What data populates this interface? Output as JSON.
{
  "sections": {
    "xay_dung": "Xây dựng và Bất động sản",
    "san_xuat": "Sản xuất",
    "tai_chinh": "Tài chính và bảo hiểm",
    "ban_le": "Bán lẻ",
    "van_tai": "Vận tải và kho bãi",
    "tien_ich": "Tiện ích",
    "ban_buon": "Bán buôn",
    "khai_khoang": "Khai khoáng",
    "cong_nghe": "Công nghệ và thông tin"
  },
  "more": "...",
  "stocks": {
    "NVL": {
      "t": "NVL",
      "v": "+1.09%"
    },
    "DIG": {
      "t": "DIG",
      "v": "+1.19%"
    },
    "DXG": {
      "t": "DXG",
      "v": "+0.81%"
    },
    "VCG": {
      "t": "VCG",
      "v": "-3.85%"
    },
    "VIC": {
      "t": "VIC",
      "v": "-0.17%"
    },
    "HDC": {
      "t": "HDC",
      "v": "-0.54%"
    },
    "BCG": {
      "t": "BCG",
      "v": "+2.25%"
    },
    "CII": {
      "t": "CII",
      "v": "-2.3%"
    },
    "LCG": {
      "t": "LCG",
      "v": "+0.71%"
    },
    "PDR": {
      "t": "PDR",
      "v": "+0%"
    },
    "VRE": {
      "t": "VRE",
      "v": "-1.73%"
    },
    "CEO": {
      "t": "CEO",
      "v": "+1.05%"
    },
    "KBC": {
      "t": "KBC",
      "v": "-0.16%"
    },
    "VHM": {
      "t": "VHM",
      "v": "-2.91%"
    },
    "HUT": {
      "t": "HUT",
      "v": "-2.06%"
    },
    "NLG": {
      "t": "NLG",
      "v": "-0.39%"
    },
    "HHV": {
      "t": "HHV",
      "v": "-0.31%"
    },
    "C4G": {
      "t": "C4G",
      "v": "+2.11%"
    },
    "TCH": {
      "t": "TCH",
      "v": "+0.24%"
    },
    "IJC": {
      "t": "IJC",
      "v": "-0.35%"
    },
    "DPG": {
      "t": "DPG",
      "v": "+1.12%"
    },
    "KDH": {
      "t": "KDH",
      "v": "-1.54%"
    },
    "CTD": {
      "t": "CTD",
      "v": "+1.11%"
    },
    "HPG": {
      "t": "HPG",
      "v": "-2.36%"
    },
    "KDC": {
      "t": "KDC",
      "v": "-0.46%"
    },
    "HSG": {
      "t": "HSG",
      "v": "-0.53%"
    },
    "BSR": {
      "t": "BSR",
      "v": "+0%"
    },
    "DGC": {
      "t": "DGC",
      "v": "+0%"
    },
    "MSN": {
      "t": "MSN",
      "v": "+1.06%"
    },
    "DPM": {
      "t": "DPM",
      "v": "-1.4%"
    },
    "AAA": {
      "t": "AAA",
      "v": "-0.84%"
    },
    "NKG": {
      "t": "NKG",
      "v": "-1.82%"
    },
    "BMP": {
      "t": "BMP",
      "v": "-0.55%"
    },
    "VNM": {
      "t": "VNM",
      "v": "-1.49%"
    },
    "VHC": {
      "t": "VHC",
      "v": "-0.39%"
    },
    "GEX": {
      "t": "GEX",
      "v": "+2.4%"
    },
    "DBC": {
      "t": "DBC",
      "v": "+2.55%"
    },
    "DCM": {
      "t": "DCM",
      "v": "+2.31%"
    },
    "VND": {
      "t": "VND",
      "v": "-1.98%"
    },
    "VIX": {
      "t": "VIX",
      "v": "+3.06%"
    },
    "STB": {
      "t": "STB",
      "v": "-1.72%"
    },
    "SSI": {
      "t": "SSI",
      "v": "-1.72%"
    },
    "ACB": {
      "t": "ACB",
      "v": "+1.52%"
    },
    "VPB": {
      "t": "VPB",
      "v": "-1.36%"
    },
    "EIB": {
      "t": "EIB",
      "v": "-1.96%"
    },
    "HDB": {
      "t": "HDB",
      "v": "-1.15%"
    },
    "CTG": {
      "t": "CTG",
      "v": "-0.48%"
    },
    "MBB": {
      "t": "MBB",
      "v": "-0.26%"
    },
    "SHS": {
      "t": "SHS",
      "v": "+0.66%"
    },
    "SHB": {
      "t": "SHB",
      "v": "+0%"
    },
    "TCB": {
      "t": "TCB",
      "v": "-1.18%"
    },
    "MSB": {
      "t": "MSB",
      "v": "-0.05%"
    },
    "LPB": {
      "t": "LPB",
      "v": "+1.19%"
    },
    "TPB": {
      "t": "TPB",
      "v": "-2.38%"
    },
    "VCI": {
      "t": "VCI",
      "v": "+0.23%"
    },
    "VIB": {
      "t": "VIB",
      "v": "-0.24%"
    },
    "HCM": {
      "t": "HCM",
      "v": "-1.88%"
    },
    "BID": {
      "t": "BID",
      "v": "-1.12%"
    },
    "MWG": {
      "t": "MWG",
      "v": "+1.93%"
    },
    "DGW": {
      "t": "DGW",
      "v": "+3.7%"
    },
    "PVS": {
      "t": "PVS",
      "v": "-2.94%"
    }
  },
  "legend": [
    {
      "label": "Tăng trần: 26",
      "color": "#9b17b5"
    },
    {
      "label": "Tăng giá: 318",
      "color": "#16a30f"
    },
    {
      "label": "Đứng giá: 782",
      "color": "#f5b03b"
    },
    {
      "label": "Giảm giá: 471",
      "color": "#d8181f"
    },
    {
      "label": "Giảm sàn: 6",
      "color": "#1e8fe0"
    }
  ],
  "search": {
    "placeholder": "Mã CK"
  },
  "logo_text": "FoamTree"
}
________________________
Tally the lines in this data that hold the word "Tăng" and state only the count.

2